(Extracted data entries)
· · · · · · ·
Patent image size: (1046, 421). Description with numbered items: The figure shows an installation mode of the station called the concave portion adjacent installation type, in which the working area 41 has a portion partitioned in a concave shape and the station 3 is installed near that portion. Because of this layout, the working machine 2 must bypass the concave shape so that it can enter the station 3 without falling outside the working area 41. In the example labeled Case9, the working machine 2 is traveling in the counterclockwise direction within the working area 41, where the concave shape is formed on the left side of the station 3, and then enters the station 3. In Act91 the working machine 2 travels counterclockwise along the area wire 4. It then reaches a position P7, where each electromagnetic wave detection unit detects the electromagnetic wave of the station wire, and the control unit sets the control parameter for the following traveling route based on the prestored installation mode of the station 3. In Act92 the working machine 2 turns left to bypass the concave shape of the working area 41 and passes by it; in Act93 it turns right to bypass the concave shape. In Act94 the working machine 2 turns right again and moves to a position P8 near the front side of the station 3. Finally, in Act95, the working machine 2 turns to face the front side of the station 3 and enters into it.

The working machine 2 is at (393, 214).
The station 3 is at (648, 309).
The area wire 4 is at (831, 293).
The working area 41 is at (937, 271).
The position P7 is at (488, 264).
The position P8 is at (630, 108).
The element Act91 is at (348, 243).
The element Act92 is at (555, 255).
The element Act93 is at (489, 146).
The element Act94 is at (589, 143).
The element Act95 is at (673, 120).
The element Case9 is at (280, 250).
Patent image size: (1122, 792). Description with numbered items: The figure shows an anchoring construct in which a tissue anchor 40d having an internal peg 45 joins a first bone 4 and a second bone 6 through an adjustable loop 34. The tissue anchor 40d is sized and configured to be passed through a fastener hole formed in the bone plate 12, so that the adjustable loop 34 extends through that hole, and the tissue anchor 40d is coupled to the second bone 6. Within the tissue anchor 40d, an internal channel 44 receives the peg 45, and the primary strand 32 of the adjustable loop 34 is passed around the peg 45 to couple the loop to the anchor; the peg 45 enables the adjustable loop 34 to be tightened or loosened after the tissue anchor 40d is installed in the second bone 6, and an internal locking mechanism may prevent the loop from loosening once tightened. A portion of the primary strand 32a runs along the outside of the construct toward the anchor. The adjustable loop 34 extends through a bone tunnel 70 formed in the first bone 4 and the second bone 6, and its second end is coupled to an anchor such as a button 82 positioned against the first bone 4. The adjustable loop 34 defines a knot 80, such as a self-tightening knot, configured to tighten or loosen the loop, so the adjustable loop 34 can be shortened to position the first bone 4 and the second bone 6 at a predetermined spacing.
· · · · · · ·
▶ [Task goal]: Quote every line of the records above word for word, changing nothing.

▶ [Written reply]:
Patent image size: (1046, 421). Description with numbered items: The figure shows an installation mode of the station called the concave portion adjacent installation type, in which the working area 41 has a portion partitioned in a concave shape and the station 3 is installed near that portion. Because of this layout, the working machine 2 must bypass the concave shape so that it can enter the station 3 without falling outside the working area 41. In the example labeled Case9, the working machine 2 is traveling in the counterclockwise direction within the working area 41, where the concave shape is formed on the left side of the station 3, and then enters the station 3. In Act91 the working machine 2 travels counterclockwise along the area wire 4. It then reaches a position P7, where each electromagnetic wave detection unit detects the electromagnetic wave of the station wire, and the control unit sets the control parameter for the following traveling route based on the prestored installation mode of the station 3. In Act92 the working machine 2 turns left to bypass the concave shape of the working area 41 and passes by it; in Act93 it turns right to bypass the concave shape. In Act94 the working machine 2 turns right again and moves to a position P8 near the front side of the station 3. Finally, in Act95, the working machine 2 turns to face the front side of the station 3 and enters into it.

The working machine 2 is at (393, 214).
The station 3 is at (648, 309).
The area wire 4 is at (831, 293).
The working area 41 is at (937, 271).
The position P7 is at (488, 264).
The position P8 is at (630, 108).
The element Act91 is at (348, 243).
The element Act92 is at (555, 255).
The element Act93 is at (489, 146).
The element Act94 is at (589, 143).
The element Act95 is at (673, 120).
The element Case9 is at (280, 250).
Patent image size: (1122, 792). Description with numbered items: The figure shows an anchoring construct in which a tissue anchor 40d having an internal peg 45 joins a first bone 4 and a second bone 6 through an adjustable loop 34. The tissue anchor 40d is sized and configured to be passed through a fastener hole formed in the bone plate 12, so that the adjustable loop 34 extends through that hole, and the tissue anchor 40d is coupled to the second bone 6. Within the tissue anchor 40d, an internal channel 44 receives the peg 45, and the primary strand 32 of the adjustable loop 34 is passed around the peg 45 to couple the loop to the anchor; the peg 45 enables the adjustable loop 34 to be tightened or loosened after the tissue anchor 40d is installed in the second bone 6, and an internal locking mechanism may prevent the loop from loosening once tightened. A portion of the primary strand 32a runs along the outside of the construct toward the anchor. The adjustable loop 34 extends through a bone tunnel 70 formed in the first bone 4 and the second bone 6, and its second end is coupled to an anchor such as a button 82 positioned against the first bone 4. The adjustable loop 34 defines a knot 80, such as a self-tightening knot, configured to tighten or loosen the loop, so the adjustable loop 34 can be shortened to position the first bone 4 and the second bone 6 at a predetermined spacing.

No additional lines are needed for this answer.